- _GOAL_
Search the entries for the word "help" and pull out each line that has it.

- - - -

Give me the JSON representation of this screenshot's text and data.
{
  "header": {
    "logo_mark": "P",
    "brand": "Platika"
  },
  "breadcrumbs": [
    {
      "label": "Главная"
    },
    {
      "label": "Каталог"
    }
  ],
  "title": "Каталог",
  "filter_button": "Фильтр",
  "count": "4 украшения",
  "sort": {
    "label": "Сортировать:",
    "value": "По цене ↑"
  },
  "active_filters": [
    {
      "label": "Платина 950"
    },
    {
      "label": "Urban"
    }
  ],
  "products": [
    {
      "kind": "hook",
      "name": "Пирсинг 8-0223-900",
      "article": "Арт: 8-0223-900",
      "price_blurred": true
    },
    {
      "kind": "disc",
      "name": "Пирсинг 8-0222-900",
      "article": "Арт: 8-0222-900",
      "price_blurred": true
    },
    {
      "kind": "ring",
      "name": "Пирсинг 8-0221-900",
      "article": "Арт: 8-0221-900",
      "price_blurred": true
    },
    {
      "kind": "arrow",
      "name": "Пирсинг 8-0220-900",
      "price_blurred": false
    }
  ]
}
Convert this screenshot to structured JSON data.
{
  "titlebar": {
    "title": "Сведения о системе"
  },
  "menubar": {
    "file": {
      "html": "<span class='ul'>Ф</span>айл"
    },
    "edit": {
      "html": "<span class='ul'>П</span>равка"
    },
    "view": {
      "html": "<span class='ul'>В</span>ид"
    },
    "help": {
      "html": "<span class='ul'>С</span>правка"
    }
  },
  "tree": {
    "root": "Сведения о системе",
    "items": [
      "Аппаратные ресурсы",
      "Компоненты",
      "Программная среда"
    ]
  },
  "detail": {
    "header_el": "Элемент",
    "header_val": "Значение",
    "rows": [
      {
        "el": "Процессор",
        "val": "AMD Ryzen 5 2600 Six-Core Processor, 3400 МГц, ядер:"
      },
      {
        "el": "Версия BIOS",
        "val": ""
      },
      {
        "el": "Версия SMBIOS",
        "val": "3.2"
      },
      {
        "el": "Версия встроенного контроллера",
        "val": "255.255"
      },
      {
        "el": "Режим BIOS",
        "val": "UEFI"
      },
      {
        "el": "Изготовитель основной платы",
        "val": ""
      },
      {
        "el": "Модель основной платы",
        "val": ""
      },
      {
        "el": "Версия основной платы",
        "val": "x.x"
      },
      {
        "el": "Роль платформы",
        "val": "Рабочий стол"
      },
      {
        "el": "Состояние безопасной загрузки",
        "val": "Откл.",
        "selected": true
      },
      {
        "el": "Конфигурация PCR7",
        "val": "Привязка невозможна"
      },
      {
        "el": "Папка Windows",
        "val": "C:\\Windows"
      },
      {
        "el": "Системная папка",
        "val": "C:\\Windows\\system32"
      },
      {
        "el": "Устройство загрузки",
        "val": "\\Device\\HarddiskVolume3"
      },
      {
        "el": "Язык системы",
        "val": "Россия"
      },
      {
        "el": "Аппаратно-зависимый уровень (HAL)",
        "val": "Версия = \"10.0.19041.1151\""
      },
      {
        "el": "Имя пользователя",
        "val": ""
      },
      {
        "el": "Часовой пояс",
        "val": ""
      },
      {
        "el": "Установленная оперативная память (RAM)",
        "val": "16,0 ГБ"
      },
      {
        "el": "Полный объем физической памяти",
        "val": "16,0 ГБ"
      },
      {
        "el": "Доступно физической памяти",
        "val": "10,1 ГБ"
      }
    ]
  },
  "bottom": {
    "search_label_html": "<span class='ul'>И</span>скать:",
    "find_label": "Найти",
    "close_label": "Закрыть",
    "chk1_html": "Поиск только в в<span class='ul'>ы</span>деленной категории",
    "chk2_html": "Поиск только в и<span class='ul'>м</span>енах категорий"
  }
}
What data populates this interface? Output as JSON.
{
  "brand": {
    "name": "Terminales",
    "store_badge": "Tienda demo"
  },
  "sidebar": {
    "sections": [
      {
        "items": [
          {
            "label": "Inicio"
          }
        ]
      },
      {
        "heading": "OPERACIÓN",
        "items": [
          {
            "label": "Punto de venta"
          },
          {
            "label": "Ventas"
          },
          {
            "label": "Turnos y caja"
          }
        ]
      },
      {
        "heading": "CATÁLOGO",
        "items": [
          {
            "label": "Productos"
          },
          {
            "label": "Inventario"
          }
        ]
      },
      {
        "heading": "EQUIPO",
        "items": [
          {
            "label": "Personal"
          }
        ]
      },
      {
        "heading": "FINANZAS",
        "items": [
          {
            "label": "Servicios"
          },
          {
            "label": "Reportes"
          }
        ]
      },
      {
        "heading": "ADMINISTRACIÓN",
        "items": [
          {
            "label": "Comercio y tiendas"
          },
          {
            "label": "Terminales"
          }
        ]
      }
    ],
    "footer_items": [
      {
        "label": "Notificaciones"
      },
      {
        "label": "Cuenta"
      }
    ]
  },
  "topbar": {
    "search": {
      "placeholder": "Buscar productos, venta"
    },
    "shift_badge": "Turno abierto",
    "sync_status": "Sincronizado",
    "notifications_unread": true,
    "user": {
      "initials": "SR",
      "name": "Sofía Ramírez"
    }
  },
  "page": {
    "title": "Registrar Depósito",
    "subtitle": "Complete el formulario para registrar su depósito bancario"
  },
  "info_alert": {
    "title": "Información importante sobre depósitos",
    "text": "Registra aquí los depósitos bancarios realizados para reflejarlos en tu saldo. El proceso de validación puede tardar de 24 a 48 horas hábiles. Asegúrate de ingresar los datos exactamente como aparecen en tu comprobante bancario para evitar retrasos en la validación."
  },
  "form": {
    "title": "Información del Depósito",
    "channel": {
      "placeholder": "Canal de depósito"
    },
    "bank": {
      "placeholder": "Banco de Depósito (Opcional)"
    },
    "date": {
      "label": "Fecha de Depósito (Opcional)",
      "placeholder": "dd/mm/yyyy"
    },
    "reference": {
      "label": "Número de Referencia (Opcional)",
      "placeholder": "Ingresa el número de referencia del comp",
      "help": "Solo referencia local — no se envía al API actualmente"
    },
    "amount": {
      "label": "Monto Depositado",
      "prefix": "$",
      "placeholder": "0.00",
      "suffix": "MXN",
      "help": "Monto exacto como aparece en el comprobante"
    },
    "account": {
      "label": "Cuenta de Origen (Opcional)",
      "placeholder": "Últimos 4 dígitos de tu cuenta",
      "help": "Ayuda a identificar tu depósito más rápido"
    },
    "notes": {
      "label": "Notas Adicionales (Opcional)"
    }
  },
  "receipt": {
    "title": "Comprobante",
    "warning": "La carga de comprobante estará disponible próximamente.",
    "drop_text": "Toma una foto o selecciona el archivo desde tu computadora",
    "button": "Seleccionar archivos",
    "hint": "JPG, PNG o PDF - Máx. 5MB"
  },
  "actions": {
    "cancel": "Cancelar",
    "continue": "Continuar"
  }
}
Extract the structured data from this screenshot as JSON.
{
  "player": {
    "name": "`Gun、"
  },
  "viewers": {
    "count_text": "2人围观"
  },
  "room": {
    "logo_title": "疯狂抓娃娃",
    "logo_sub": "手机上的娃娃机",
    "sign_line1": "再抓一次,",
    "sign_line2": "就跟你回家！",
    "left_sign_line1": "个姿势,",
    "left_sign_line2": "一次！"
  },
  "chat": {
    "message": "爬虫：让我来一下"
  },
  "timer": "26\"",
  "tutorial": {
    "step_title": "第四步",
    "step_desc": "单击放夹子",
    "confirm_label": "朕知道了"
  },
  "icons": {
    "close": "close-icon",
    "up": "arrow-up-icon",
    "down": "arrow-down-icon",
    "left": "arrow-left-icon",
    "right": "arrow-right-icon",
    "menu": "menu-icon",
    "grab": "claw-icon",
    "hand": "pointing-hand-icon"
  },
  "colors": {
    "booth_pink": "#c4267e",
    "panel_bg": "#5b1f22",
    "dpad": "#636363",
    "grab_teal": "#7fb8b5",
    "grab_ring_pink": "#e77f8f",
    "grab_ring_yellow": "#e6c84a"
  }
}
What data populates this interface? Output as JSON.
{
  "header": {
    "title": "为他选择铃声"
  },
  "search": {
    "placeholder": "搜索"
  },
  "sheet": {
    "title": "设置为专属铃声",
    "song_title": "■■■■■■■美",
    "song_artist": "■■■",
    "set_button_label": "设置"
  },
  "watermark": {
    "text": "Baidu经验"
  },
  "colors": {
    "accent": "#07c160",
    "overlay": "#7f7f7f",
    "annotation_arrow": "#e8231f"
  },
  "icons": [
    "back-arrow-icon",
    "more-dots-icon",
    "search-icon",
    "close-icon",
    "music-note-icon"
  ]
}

- - - -

- _FINISHED TASK_
    "help": {
      "help": "Solo referencia local — no se envía al API actualmente"
      "help": "Monto exacto como aparece en el comprobante"
      "help": "Ayuda a identificar tu depósito más rápido"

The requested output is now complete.